TASK PROMPT ▸ For the listing underneath, give the count of lines containing the string "legend" and nothing further.

GIVEN DATA ▸
________________
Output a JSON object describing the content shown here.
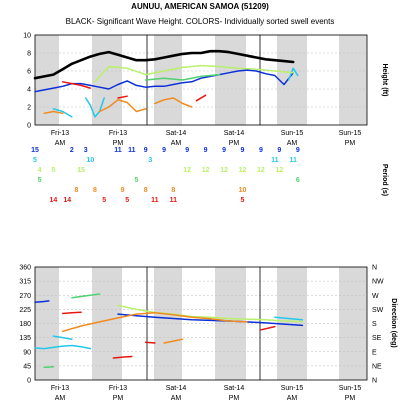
{
  "title": "AUNUU, AMERICAN SAMOA (51209)",
  "subtitle": "BLACK- Significant Wave Height.  COLORS- Individually sorted swell events",
  "colors": {
    "black": "#000000",
    "blue": "#0b2fd8",
    "cyan": "#22c8e8",
    "lime": "#b8f06a",
    "green": "#52d070",
    "orange": "#f08a1c",
    "red": "#e8160f",
    "shade": "#d9d9d9"
  },
  "x_tick_labels": [
    {
      "day": "Fri-13",
      "half": "AM"
    },
    {
      "day": "Fri-13",
      "half": "PM"
    },
    {
      "day": "Sat-14",
      "half": "AM"
    },
    {
      "day": "Sat-14",
      "half": "PM"
    },
    {
      "day": "Sun-15",
      "half": "AM"
    },
    {
      "day": "Sun-15",
      "half": "PM"
    }
  ],
  "chart_data": [
    {
      "type": "line",
      "name": "height_panel",
      "ylabel": "Height (ft)",
      "ylim": [
        0,
        10
      ],
      "yticks": [
        0,
        2,
        4,
        6,
        8,
        10
      ],
      "xlim": [
        0,
        72
      ],
      "x_unit": "hours",
      "series": [
        {
          "name": "Significant Wave Height",
          "color": "black",
          "x": [
            0,
            2,
            4,
            6,
            8,
            10,
            12,
            14,
            16,
            18,
            20,
            22,
            24,
            26,
            28,
            30,
            32,
            34,
            36,
            38,
            40,
            42,
            44,
            46,
            48,
            50,
            52,
            54,
            56
          ],
          "values": [
            5.2,
            5.4,
            5.6,
            6.2,
            6.8,
            7.2,
            7.6,
            7.9,
            8.1,
            7.8,
            7.5,
            7.2,
            7.2,
            7.3,
            7.5,
            7.7,
            7.9,
            8.0,
            8.0,
            8.2,
            8.2,
            8.1,
            7.9,
            7.7,
            7.5,
            7.3,
            7.2,
            7.1,
            7.0
          ]
        },
        {
          "name": "blue",
          "color": "blue",
          "x": [
            0,
            2,
            4,
            6,
            8,
            10,
            12,
            14,
            16,
            18,
            20,
            22,
            24,
            26,
            28,
            30,
            32,
            34,
            36,
            38,
            40,
            42,
            44,
            46,
            48,
            50,
            52,
            54,
            56
          ],
          "values": [
            3.7,
            3.9,
            4.1,
            4.3,
            4.6,
            4.6,
            4.4,
            4.2,
            4.0,
            4.5,
            4.9,
            4.4,
            4.2,
            4.3,
            4.3,
            4.5,
            4.7,
            4.8,
            5.2,
            5.4,
            5.6,
            5.8,
            6.0,
            6.1,
            6.0,
            5.7,
            5.5,
            4.5,
            5.8
          ]
        },
        {
          "name": "cyan_1",
          "color": "cyan",
          "x": [
            4,
            6,
            8
          ],
          "values": [
            1.8,
            1.5,
            0.9
          ]
        },
        {
          "name": "cyan_2",
          "color": "cyan",
          "x": [
            11,
            12,
            13,
            14,
            15
          ],
          "values": [
            3.0,
            2.2,
            0.9,
            1.5,
            3.0
          ]
        },
        {
          "name": "cyan_3",
          "color": "cyan",
          "x": [
            55,
            56,
            57
          ],
          "values": [
            5.0,
            6.3,
            5.5
          ]
        },
        {
          "name": "lime",
          "color": "lime",
          "x": [
            13,
            16,
            20,
            24,
            28,
            32,
            36,
            40,
            44,
            48,
            52,
            56
          ],
          "values": [
            4.8,
            6.5,
            6.3,
            5.6,
            6.0,
            6.4,
            6.6,
            6.5,
            6.3,
            6.2,
            6.0,
            5.8
          ]
        },
        {
          "name": "green",
          "color": "green",
          "x": [
            24,
            28,
            32,
            36,
            40
          ],
          "values": [
            5.0,
            5.2,
            5.0,
            5.4,
            5.6
          ]
        },
        {
          "name": "orange_1",
          "color": "orange",
          "x": [
            2,
            4,
            6
          ],
          "values": [
            1.3,
            1.5,
            1.3
          ]
        },
        {
          "name": "orange_2",
          "color": "orange",
          "x": [
            14,
            16,
            18,
            20,
            22,
            24
          ],
          "values": [
            1.5,
            2.0,
            2.8,
            2.5,
            1.5,
            1.8
          ]
        },
        {
          "name": "orange_3",
          "color": "orange",
          "x": [
            26,
            28,
            30,
            32,
            34
          ],
          "values": [
            2.4,
            2.8,
            3.0,
            2.4,
            2.0
          ]
        },
        {
          "name": "red_1",
          "color": "red",
          "x": [
            6,
            8,
            10,
            12
          ],
          "values": [
            4.8,
            4.6,
            4.4,
            4.1
          ]
        },
        {
          "name": "red_2",
          "color": "red",
          "x": [
            18,
            20
          ],
          "values": [
            3.0,
            3.2
          ]
        },
        {
          "name": "red_3",
          "color": "red",
          "x": [
            35,
            37
          ],
          "values": [
            2.7,
            3.3
          ]
        }
      ],
      "period_rows": [
        {
          "color": "blue",
          "values": [
            {
              "t": 0,
              "v": "15"
            },
            {
              "t": 8,
              "v": "2"
            },
            {
              "t": 11,
              "v": "3"
            },
            {
              "t": 18,
              "v": "11"
            },
            {
              "t": 21,
              "v": "11"
            },
            {
              "t": 24,
              "v": "9"
            },
            {
              "t": 28,
              "v": "9"
            },
            {
              "t": 33,
              "v": "9"
            },
            {
              "t": 37,
              "v": "9"
            },
            {
              "t": 41,
              "v": "9"
            },
            {
              "t": 45,
              "v": "9"
            },
            {
              "t": 49,
              "v": "9"
            },
            {
              "t": 53,
              "v": "9"
            },
            {
              "t": 57,
              "v": "9"
            }
          ]
        },
        {
          "color": "cyan",
          "values": [
            {
              "t": 0,
              "v": "5"
            },
            {
              "t": 12,
              "v": "10"
            },
            {
              "t": 25,
              "v": "3"
            },
            {
              "t": 52,
              "v": "11"
            },
            {
              "t": 56,
              "v": "11"
            }
          ]
        },
        {
          "color": "lime",
          "values": [
            {
              "t": 1,
              "v": "4"
            },
            {
              "t": 4,
              "v": "5"
            },
            {
              "t": 10,
              "v": "15"
            },
            {
              "t": 33,
              "v": "12"
            },
            {
              "t": 37,
              "v": "12"
            },
            {
              "t": 41,
              "v": "12"
            },
            {
              "t": 45,
              "v": "12"
            },
            {
              "t": 49,
              "v": "12"
            },
            {
              "t": 53,
              "v": "12"
            }
          ]
        },
        {
          "color": "green",
          "values": [
            {
              "t": 1,
              "v": "5"
            },
            {
              "t": 22,
              "v": "5"
            },
            {
              "t": 57,
              "v": "6"
            }
          ]
        },
        {
          "color": "orange",
          "values": [
            {
              "t": 9,
              "v": "8"
            },
            {
              "t": 13,
              "v": "8"
            },
            {
              "t": 19,
              "v": "9"
            },
            {
              "t": 24,
              "v": "8"
            },
            {
              "t": 30,
              "v": "8"
            },
            {
              "t": 45,
              "v": "10"
            }
          ]
        },
        {
          "color": "red",
          "values": [
            {
              "t": 4,
              "v": "14"
            },
            {
              "t": 7,
              "v": "14"
            },
            {
              "t": 15,
              "v": "5"
            },
            {
              "t": 20,
              "v": "5"
            },
            {
              "t": 26,
              "v": "11"
            },
            {
              "t": 30,
              "v": "11"
            },
            {
              "t": 45,
              "v": "5"
            }
          ]
        }
      ],
      "period_label": "Period (s)"
    },
    {
      "type": "line",
      "name": "direction_panel",
      "ylabel": "Direction (deg)",
      "ylim": [
        0,
        360
      ],
      "yticks": [
        0,
        45,
        90,
        135,
        180,
        225,
        270,
        315,
        360
      ],
      "compass": [
        "N",
        "NE",
        "E",
        "SE",
        "S",
        "SW",
        "W",
        "NW",
        "N"
      ],
      "xlim": [
        0,
        72
      ],
      "x_unit": "hours",
      "series": [
        {
          "name": "blue",
          "color": "blue",
          "x": [
            0,
            2,
            3
          ],
          "values": [
            248,
            250,
            252
          ]
        },
        {
          "name": "blue_main",
          "color": "blue",
          "x": [
            18,
            22,
            26,
            30,
            34,
            38,
            42,
            46,
            50,
            54,
            58
          ],
          "values": [
            210,
            205,
            200,
            196,
            192,
            190,
            188,
            185,
            182,
            178,
            174
          ]
        },
        {
          "name": "cyan_1",
          "color": "cyan",
          "x": [
            0,
            2,
            4,
            6,
            8,
            10,
            12
          ],
          "values": [
            102,
            100,
            104,
            108,
            110,
            106,
            100
          ]
        },
        {
          "name": "cyan_2",
          "color": "cyan",
          "x": [
            4,
            6,
            8
          ],
          "values": [
            140,
            135,
            130
          ]
        },
        {
          "name": "cyan_3",
          "color": "cyan",
          "x": [
            52,
            55,
            58
          ],
          "values": [
            200,
            196,
            192
          ]
        },
        {
          "name": "lime",
          "color": "lime",
          "x": [
            18,
            22,
            26,
            30,
            34,
            38,
            42,
            46,
            50,
            54,
            58
          ],
          "values": [
            238,
            225,
            215,
            210,
            202,
            200,
            196,
            194,
            192,
            188,
            186
          ]
        },
        {
          "name": "green",
          "color": "green",
          "x": [
            8,
            10,
            12,
            14
          ],
          "values": [
            262,
            266,
            270,
            274
          ]
        },
        {
          "name": "green_2",
          "color": "green",
          "x": [
            2,
            4
          ],
          "values": [
            40,
            42
          ]
        },
        {
          "name": "orange",
          "color": "orange",
          "x": [
            6,
            10,
            14,
            18,
            22,
            26,
            30,
            34,
            38,
            42,
            46
          ],
          "values": [
            155,
            172,
            185,
            198,
            210,
            214,
            208,
            200,
            195,
            188,
            185
          ]
        },
        {
          "name": "orange_2",
          "color": "orange",
          "x": [
            28,
            30,
            32
          ],
          "values": [
            118,
            124,
            130
          ]
        },
        {
          "name": "red_1",
          "color": "red",
          "x": [
            6,
            8,
            10
          ],
          "values": [
            212,
            214,
            216
          ]
        },
        {
          "name": "red_2",
          "color": "red",
          "x": [
            17,
            19,
            21
          ],
          "values": [
            70,
            73,
            75
          ]
        },
        {
          "name": "red_3",
          "color": "red",
          "x": [
            24,
            26
          ],
          "values": [
            120,
            118
          ]
        },
        {
          "name": "red_4",
          "color": "red",
          "x": [
            49,
            52
          ],
          "values": [
            160,
            170
          ]
        }
      ]
    }
  ]
}
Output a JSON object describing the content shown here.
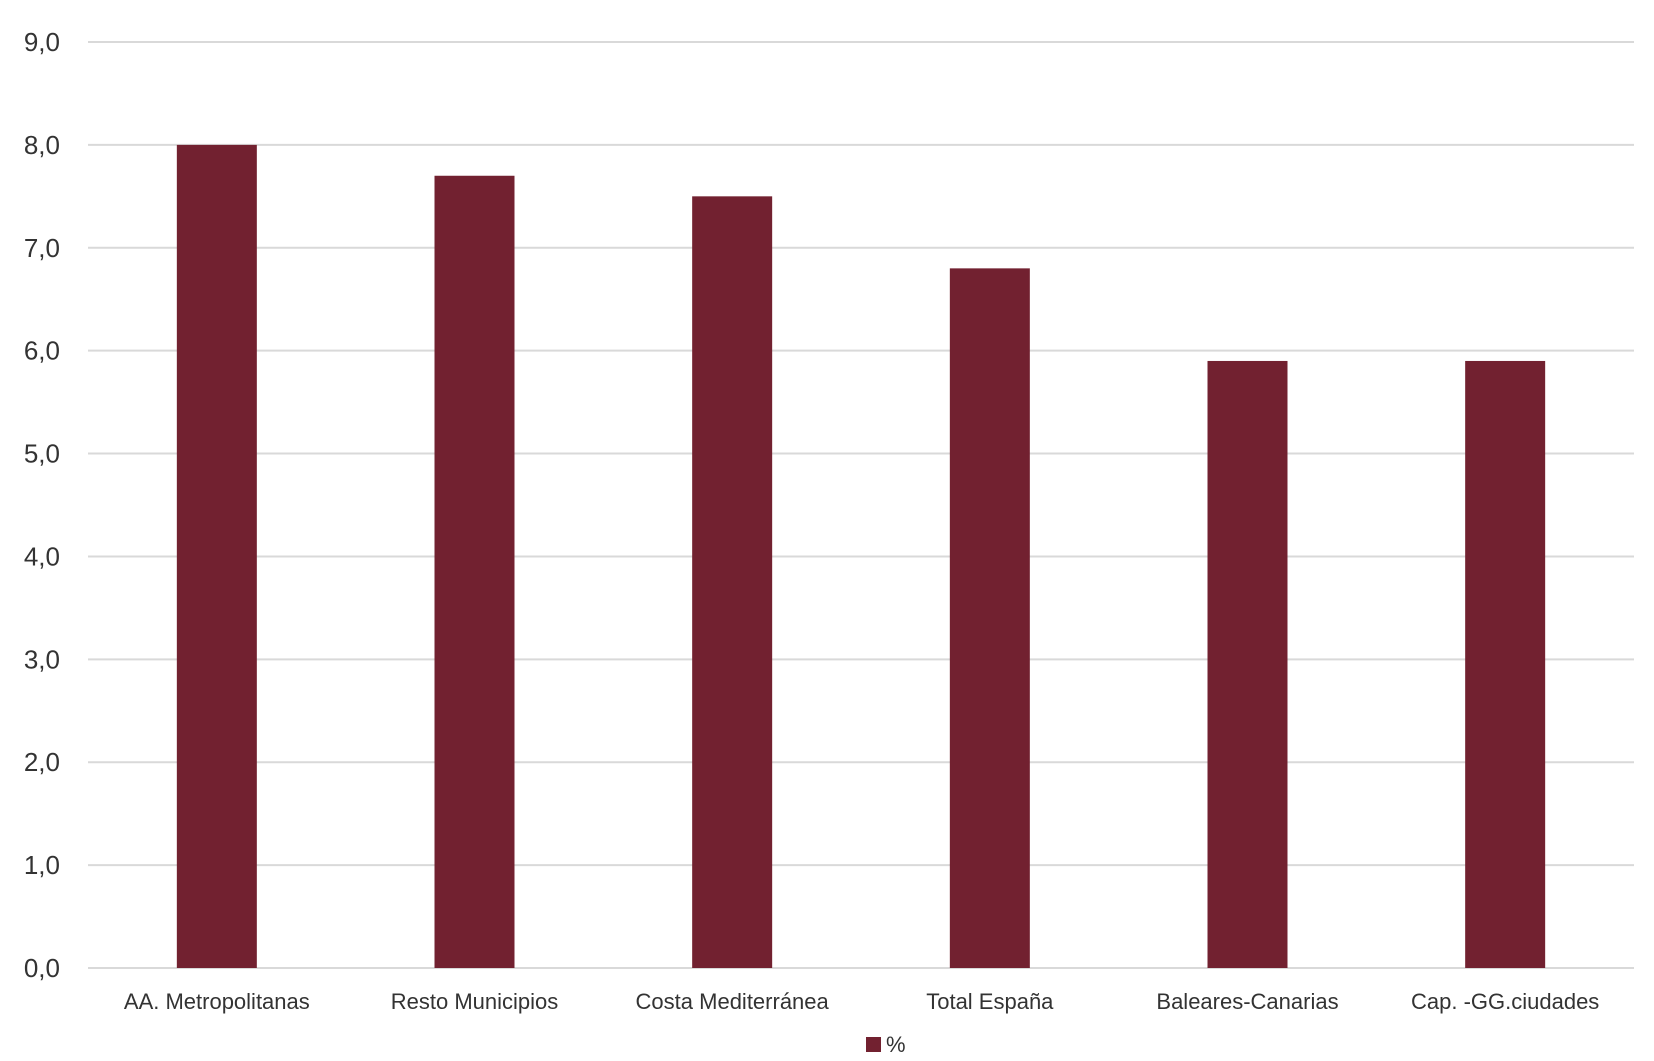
{
  "chart_data": {
    "type": "bar",
    "categories": [
      "AA. Metropolitanas",
      "Resto Municipios",
      "Costa Mediterránea",
      "Total España",
      "Baleares-Canarias",
      "Cap. -GG.ciudades"
    ],
    "series": [
      {
        "name": "%",
        "values": [
          8.0,
          7.7,
          7.5,
          6.8,
          5.9,
          5.9
        ],
        "color": "#722130"
      }
    ],
    "ylim": [
      0,
      9
    ],
    "y_ticks": [
      "0,0",
      "1,0",
      "2,0",
      "3,0",
      "4,0",
      "5,0",
      "6,0",
      "7,0",
      "8,0",
      "9,0"
    ],
    "grid": true,
    "legend": "bottom-center",
    "title": "",
    "xlabel": "",
    "ylabel": ""
  }
}
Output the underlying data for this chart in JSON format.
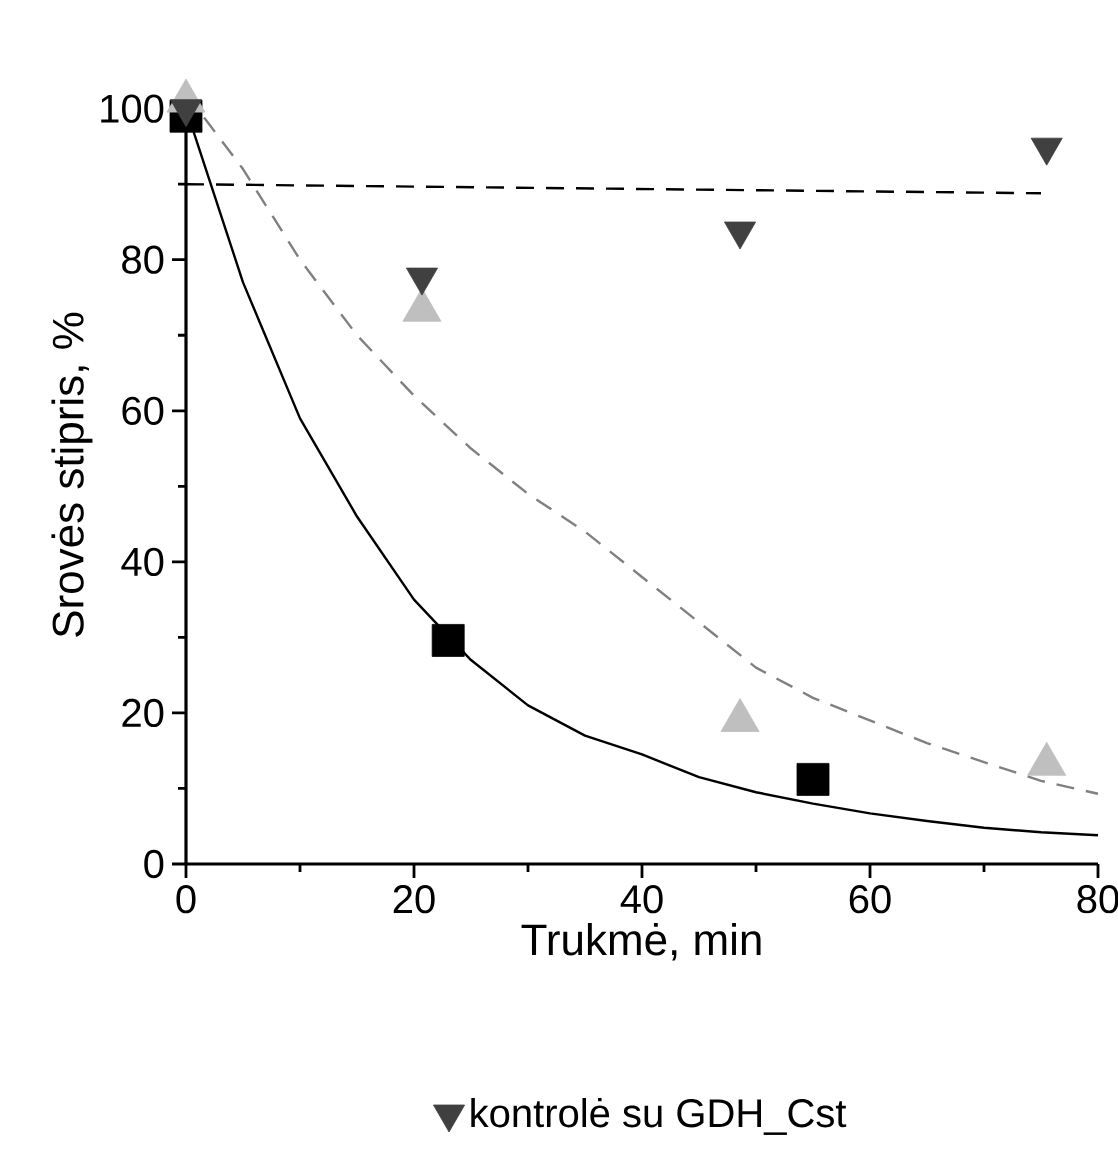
{
  "chart_data": {
    "type": "scatter",
    "xlabel": "Trukmė, min",
    "ylabel": "Srovės stipris, %",
    "xlim": [
      0,
      80
    ],
    "xticks": [
      0,
      20,
      40,
      60,
      80
    ],
    "ylim": [
      0,
      103
    ],
    "yticks": [
      0,
      20,
      40,
      60,
      80,
      100
    ],
    "legend": "bottom",
    "series": [
      {
        "type": "line",
        "color": "#000000",
        "marker": "none",
        "line_style": "solid",
        "x": [
          0,
          5,
          10,
          15,
          20,
          25,
          30,
          35,
          40,
          45,
          50,
          55,
          60,
          65,
          70,
          75,
          80
        ],
        "values": [
          100,
          77,
          59,
          46,
          35,
          27,
          21,
          17,
          14.5,
          11.5,
          9.5,
          8,
          6.7,
          5.7,
          4.8,
          4.2,
          3.8
        ]
      },
      {
        "type": "line",
        "color": "#808080",
        "marker": "none",
        "line_style": "dashed",
        "x": [
          0,
          5,
          10,
          15,
          20,
          25,
          30,
          35,
          40,
          45,
          50,
          55,
          60,
          65,
          70,
          75,
          80
        ],
        "values": [
          102,
          92,
          80,
          70,
          62,
          55,
          49,
          44,
          38,
          32,
          26,
          22,
          19,
          16,
          13.5,
          11,
          9.3
        ]
      },
      {
        "type": "line",
        "color": "#000000",
        "marker": "none",
        "line_style": "dashed",
        "x": [
          0,
          75
        ],
        "values": [
          90,
          88.8
        ]
      },
      {
        "color": "#000000",
        "marker": "square",
        "x": [
          0,
          23,
          55
        ],
        "values": [
          99,
          29.6,
          11.2
        ]
      },
      {
        "color": "#bfbfbf",
        "marker": "triangle",
        "x": [
          0,
          20.7,
          48.6,
          75.5
        ],
        "values": [
          101,
          73.3,
          19,
          13.2
        ]
      },
      {
        "name": "kontrolė su GDH_Cst",
        "color": "#404040",
        "marker": "triangle-down",
        "x": [
          0,
          20.7,
          48.6,
          75.5
        ],
        "values": [
          100,
          77.7,
          83.8,
          94.9
        ]
      }
    ]
  }
}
________________
SOLUTION TO THE PROBLEM ▸ 2